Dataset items
** Begin **
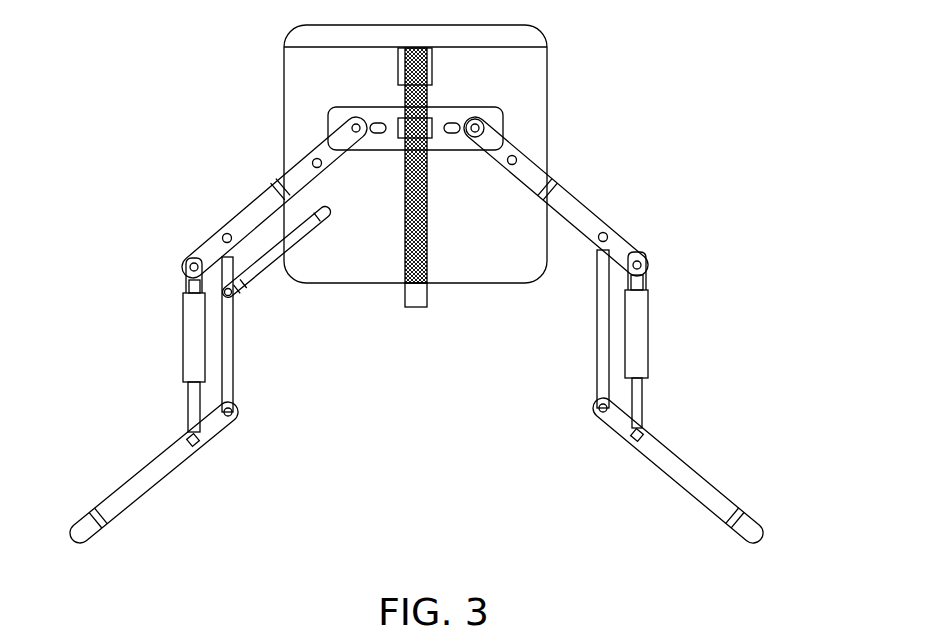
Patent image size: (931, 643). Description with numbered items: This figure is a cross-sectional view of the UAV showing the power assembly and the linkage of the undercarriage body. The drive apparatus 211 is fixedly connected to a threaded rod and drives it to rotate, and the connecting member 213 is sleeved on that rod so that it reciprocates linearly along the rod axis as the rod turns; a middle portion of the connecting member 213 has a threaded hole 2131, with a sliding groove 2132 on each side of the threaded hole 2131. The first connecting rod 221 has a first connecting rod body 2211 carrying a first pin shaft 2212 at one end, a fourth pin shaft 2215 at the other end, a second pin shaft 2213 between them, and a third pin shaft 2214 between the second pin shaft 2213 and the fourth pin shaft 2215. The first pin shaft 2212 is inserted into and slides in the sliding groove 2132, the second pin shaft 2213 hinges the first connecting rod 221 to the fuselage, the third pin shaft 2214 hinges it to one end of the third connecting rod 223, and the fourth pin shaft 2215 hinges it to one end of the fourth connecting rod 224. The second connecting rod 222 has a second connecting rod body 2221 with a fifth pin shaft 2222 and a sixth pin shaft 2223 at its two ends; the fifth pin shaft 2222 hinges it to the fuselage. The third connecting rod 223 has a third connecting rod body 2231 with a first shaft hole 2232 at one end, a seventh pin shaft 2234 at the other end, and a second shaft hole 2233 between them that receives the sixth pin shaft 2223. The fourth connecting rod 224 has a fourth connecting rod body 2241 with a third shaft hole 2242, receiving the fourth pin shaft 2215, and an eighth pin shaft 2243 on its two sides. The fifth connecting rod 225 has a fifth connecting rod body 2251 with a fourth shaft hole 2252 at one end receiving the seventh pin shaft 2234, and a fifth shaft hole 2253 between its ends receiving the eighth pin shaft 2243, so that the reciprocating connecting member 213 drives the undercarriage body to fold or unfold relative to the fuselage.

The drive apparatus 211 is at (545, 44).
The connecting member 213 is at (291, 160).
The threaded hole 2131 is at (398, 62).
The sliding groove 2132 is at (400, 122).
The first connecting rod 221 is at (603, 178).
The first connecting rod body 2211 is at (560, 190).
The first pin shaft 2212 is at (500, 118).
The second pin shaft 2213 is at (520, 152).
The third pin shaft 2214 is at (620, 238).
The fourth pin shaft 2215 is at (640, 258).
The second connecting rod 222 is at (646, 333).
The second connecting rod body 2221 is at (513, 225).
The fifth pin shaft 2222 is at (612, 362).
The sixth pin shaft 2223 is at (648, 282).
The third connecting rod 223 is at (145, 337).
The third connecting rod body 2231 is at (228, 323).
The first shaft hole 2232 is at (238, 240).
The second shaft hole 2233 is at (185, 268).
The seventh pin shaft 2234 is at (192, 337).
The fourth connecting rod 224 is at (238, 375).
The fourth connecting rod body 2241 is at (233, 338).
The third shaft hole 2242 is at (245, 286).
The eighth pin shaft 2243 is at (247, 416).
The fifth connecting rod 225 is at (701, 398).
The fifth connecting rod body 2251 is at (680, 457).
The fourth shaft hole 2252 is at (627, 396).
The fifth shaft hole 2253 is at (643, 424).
** End **
Lay out the lines from the start of the records through the line containing "The first connecting rod 221 is", inclusive, as a numbered list, omitting blank lines and the picture.

1. Patent image size: (931, 643). Description with numbered items: This figure is a cross-sectional view of the UAV showing the power assembly and the linkage of the undercarriage body. The drive apparatus 211 is fixedly connected to a threaded rod and drives it to rotate, and the connecting member 213 is sleeved on that rod so that it reciprocates linearly along the rod axis as the rod turns; a middle portion of the connecting member 213 has a threaded hole 2131, with a sliding groove 2132 on each side of the threaded hole 2131. The first connecting rod 221 has a first connecting rod body 2211 carrying a first pin shaft 2212 at one end, a fourth pin shaft 2215 at the other end, a second pin shaft 2213 between them, and a third pin shaft 2214 between the second pin shaft 2213 and the fourth pin shaft 2215. The first pin shaft 2212 is inserted into and slides in the sliding groove 2132, the second pin shaft 2213 hinges the first connecting rod 221 to the fuselage, the third pin shaft 2214 hinges it to one end of the third connecting rod 223, and the fourth pin shaft 2215 hinges it to one end of the fourth connecting rod 224. The second connecting rod 222 has a second connecting rod body 2221 with a fifth pin shaft 2222 and a sixth pin shaft 2223 at its two ends; the fifth pin shaft 2222 hinges it to the fuselage. The third connecting rod 223 has a third connecting rod body 2231 with a first shaft hole 2232 at one end, a seventh pin shaft 2234 at the other end, and a second shaft hole 2233 between them that receives the sixth pin shaft 2223. The fourth connecting rod 224 has a fourth connecting rod body 2241 with a third shaft hole 2242, receiving the fourth pin shaft 2215, and an eighth pin shaft 2243 on its two sides. The fifth connecting rod 225 has a fifth connecting rod body 2251 with a fourth shaft hole 2252 at one end receiving the seventh pin shaft 2234, and a fifth shaft hole 2253 between its ends receiving the eighth pin shaft 2243, so that the reciprocating connecting member 213 drives the undercarriage body to fold or unfold relative to the fuselage.
2. The drive apparatus 211 is at (545, 44).
3. The connecting member 213 is at (291, 160).
4. The threaded hole 2131 is at (398, 62).
5. The sliding groove 2132 is at (400, 122).
6. The first connecting rod 221 is at (603, 178).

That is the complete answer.